** start of MATERIAL FOR THIS EXERCISE **

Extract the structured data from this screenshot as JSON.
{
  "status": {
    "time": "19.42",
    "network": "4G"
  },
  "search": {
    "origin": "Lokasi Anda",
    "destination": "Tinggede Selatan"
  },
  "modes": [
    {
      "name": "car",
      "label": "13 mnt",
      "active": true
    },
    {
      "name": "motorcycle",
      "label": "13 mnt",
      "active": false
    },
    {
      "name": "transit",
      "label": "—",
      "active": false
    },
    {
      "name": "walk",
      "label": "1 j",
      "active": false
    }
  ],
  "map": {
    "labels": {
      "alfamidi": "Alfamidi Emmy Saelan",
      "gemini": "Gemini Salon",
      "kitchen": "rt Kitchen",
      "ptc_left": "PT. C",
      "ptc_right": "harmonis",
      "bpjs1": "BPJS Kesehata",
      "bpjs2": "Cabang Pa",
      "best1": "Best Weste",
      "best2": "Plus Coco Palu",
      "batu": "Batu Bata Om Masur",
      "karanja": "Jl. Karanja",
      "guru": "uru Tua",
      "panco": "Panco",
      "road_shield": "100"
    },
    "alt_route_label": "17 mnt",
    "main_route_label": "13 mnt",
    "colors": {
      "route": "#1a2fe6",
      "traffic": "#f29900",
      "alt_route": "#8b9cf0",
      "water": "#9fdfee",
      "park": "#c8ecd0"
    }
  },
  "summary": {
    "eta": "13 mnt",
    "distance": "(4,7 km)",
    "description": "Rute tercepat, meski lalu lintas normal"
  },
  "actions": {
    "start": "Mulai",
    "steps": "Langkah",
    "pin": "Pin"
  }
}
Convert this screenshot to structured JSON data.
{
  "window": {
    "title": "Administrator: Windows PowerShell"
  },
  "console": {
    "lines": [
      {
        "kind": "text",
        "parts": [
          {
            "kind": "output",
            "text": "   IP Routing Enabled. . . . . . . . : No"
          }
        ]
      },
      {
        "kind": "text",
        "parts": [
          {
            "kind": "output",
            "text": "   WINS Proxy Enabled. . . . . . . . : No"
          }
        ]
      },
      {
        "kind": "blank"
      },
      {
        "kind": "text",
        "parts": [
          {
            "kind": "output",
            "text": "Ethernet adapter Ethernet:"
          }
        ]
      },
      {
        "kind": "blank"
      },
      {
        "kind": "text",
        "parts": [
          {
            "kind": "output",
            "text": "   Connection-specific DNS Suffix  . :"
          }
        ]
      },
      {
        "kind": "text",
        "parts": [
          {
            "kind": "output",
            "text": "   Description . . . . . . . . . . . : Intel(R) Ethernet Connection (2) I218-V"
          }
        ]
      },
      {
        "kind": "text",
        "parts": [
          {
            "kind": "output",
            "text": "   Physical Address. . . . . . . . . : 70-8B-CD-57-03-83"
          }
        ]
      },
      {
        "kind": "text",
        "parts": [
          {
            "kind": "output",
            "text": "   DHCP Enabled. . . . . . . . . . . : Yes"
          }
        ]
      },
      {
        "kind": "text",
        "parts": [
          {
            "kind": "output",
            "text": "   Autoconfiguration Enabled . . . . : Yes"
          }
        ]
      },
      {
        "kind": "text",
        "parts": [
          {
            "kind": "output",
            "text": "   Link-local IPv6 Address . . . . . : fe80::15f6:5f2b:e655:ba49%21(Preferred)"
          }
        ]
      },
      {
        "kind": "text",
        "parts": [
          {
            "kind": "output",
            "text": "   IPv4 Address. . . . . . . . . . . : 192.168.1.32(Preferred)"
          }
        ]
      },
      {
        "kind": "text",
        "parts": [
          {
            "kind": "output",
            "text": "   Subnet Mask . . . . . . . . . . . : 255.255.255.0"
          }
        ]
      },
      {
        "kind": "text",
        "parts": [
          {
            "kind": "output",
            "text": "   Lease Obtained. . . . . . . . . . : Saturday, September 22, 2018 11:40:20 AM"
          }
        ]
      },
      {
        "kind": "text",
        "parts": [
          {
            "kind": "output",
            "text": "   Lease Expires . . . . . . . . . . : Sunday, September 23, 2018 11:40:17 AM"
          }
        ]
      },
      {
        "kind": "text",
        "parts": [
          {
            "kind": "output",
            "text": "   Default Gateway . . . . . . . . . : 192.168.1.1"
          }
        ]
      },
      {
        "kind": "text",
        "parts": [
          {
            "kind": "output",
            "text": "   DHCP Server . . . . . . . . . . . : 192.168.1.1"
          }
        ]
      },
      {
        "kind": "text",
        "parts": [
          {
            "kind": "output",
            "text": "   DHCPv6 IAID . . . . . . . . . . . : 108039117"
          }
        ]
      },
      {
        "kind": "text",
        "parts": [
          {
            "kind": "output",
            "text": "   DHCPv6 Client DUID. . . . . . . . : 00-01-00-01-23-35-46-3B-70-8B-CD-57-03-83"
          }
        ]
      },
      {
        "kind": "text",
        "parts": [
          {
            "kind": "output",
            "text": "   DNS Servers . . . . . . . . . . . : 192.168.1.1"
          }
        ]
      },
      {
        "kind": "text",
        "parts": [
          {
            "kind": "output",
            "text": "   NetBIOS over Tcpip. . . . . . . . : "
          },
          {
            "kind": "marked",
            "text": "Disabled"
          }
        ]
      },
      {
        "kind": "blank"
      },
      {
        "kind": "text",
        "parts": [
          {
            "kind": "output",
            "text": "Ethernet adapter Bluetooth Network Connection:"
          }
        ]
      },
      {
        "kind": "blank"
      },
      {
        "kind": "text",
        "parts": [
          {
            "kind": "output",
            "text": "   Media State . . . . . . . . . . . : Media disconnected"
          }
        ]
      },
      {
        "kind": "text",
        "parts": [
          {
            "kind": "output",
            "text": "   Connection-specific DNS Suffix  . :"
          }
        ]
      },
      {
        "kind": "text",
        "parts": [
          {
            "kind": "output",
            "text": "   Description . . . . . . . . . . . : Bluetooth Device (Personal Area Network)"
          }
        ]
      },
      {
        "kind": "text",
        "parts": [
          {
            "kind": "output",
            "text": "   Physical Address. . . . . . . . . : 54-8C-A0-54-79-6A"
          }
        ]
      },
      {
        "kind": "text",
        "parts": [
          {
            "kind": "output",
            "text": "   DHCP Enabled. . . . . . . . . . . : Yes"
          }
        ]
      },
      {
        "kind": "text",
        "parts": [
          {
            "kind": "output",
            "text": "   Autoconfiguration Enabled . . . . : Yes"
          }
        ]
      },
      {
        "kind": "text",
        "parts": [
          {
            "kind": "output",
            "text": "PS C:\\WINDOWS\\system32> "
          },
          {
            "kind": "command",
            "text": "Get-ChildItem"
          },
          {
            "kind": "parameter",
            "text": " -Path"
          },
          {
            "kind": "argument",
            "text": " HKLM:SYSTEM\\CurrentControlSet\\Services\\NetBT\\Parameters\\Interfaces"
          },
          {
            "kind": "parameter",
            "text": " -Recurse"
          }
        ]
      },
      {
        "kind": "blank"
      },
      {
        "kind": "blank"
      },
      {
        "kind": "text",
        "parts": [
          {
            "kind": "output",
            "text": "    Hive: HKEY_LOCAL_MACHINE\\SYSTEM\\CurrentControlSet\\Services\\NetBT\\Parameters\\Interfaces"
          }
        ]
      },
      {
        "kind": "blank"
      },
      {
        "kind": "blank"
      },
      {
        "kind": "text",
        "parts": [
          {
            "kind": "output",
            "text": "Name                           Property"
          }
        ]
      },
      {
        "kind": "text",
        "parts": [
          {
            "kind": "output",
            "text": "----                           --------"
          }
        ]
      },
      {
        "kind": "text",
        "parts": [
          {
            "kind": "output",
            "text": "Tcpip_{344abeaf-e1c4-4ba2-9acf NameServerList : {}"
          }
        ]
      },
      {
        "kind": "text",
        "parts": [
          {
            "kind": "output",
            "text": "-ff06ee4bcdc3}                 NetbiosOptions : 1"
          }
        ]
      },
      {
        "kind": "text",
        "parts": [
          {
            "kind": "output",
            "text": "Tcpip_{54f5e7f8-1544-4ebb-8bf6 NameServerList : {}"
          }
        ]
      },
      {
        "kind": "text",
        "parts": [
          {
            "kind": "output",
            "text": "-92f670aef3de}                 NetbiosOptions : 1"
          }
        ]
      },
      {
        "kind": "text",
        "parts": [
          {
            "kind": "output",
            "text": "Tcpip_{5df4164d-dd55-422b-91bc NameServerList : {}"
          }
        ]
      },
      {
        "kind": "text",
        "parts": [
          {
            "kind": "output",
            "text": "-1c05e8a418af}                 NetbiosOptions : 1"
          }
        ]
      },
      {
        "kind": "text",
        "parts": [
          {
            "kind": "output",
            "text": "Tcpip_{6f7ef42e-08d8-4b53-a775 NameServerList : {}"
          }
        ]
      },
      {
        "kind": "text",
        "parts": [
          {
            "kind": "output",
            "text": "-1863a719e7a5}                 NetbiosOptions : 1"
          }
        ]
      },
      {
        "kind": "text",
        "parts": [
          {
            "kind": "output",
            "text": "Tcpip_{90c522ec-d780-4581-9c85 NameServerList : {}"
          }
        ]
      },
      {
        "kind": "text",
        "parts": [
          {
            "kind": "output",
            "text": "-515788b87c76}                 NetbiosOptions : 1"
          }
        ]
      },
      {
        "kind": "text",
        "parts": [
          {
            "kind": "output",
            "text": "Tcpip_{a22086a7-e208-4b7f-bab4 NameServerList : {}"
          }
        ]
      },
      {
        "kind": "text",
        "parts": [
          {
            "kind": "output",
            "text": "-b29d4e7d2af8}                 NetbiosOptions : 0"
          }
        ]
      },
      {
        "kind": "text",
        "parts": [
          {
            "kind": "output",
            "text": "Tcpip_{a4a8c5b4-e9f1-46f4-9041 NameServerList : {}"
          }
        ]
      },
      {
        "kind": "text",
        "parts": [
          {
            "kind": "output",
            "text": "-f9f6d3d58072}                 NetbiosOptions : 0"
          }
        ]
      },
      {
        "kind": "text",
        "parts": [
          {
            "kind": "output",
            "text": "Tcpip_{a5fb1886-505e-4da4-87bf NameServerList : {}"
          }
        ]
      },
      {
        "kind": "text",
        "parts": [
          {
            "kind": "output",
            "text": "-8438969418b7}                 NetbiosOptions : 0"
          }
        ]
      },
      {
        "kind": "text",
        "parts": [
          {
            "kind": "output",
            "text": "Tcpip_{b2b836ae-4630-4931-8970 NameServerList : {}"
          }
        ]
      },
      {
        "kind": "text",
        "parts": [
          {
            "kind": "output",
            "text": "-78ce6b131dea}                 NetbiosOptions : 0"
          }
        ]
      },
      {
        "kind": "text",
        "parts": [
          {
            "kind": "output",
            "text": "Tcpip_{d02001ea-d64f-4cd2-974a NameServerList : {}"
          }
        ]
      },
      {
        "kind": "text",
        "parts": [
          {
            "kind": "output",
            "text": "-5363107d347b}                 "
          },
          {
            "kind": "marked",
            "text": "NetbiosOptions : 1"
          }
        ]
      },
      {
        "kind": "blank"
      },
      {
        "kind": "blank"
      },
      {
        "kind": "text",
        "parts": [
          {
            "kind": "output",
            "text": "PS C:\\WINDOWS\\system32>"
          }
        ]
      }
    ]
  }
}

** end of MATERIAL FOR THIS EXERCISE **

• _EXERCISE_: In the entries above, locate every line with the word "NameServerList" and copy it.

• _IN RESPONSE_:
            "text": "Tcpip_{344abeaf-e1c4-4ba2-9acf NameServerList : {}"
            "text": "Tcpip_{54f5e7f8-1544-4ebb-8bf6 NameServerList : {}"
            "text": "Tcpip_{5df4164d-dd55-422b-91bc NameServerList : {}"
            "text": "Tcpip_{6f7ef42e-08d8-4b53-a775 NameServerList : {}"
            "text": "Tcpip_{90c522ec-d780-4581-9c85 NameServerList : {}"
            "text": "Tcpip_{a22086a7-e208-4b7f-bab4 NameServerList : {}"
            "text": "Tcpip_{a4a8c5b4-e9f1-46f4-9041 NameServerList : {}"
            "text": "Tcpip_{a5fb1886-505e-4da4-87bf NameServerList : {}"
            "text": "Tcpip_{b2b836ae-4630-4931-8970 NameServerList : {}"
            "text": "Tcpip_{d02001ea-d64f-4cd2-974a NameServerList : {}"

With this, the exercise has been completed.